Qualcosa non torna, è evidente. Bisogna aspettare il 2018 per far chiarezza sulla situazione. A seguito di indagini su un ingente traffico di stupefacenti, la polizia arresta Juan Santiago Gallòn Henao, uno dei due fratelli con cui Escobar ebbe la lite quella maledetta notte di luglio. Le indagini non si fermano solo allo spaccio di cocaina: gli inquirenti scoprono che la Toyota dalla quale nel 1994 partirono i colpi che uccisero il calciatore era intestata proprio a Henao. Di lì, come un effetto domino, cadono sul tavolo tutte le tessere. Il Cartello di Cali aveva perso grosse somme di denaro nelle scommesse clandestine a causa di quell’autogol. Pedro e Santiago Henao erano riusciti a sfuggire alla legge corrompendo, presumibilmente, un procuratore con diversi milioni di dollari. Dopo 24 anni la luce si è accesa su uno degli avvenimenti più tristi del calcio sudamericano.

Problema assegnato 1 -
Stampa tali e quali le righe dell'elenco dalla prima fino a quella che contiene "slice-label: 7h (182, 1074, 219, 1109)", entrambe comprese.
Problema assegnato 2 -
Prosegui il brano sul caso del calciatore Escobar dal punto in cui termina.

Righe di dati -
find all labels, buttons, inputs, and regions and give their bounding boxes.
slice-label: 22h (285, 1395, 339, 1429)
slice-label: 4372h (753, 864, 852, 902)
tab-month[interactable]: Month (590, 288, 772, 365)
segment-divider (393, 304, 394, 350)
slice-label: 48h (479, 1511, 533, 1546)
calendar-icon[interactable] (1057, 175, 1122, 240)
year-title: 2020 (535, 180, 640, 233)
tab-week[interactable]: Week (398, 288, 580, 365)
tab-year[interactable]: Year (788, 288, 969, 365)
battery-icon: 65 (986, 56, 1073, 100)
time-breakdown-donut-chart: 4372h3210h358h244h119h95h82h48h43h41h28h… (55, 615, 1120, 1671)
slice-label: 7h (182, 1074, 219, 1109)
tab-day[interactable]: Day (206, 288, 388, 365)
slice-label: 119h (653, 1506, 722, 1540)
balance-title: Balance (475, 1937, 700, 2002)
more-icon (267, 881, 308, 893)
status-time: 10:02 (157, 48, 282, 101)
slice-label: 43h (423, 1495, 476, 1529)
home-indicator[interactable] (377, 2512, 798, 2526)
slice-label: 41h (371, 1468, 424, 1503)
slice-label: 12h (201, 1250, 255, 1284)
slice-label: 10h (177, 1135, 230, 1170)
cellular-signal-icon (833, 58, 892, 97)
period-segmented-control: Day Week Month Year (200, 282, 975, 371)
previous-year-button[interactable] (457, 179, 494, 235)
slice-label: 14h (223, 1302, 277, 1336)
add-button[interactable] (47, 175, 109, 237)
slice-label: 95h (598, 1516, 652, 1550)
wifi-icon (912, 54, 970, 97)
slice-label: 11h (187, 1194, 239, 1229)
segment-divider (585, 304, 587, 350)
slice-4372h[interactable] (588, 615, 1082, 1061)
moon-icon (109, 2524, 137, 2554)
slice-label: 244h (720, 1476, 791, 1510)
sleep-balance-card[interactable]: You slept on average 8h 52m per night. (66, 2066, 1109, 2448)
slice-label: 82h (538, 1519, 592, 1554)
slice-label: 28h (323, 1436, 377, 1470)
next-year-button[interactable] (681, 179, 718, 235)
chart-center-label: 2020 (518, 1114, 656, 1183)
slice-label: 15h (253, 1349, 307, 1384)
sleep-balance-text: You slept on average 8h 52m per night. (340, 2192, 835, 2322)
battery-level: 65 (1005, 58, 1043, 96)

Soluzione dell'esercizio 1 -
find all labels, buttons, inputs, and regions and give their bounding boxes.
slice-label: 22h (285, 1395, 339, 1429)
slice-label: 4372h (753, 864, 852, 902)
tab-month[interactable]: Month (590, 288, 772, 365)
segment-divider (393, 304, 394, 350)
slice-label: 48h (479, 1511, 533, 1546)
calendar-icon[interactable] (1057, 175, 1122, 240)
year-title: 2020 (535, 180, 640, 233)
tab-week[interactable]: Week (398, 288, 580, 365)
tab-year[interactable]: Year (788, 288, 969, 365)
battery-icon: 65 (986, 56, 1073, 100)
time-breakdown-donut-chart: 4372h3210h358h244h119h95h82h48h43h41h28h… (55, 615, 1120, 1671)
slice-label: 7h (182, 1074, 219, 1109)

Soluzione dell'esercizio 2 -
Oggi “El Caballero de la cancha” (il Gentiluomo del calcio, come affettuosamente veniva chiamato) avrebbe avuto 53 anni. Nessuno sa come sarebbe continuata la sua carriera da calciatore, cosa avrebbe fatto una volta appesi gli scarpini al chiodo; la sua vita è stata spezzata come un fiore appena sbocciato in primavera. Oggi a lui è dedicata la cittadella sportiva di Belén a Medellin dove sorge anche una statua in suo ricordo. Quella scivolata al Rose Bowl di Los Angeles, quei secondi distesi a terra con lo sconforto negli occhi e tutto quello che ne è conseguito, rimarranno per sempre impressi nella mente di ognuno di noi.
“Hasta pronto, porque la vida no termina aquì” (Andrès Escobar)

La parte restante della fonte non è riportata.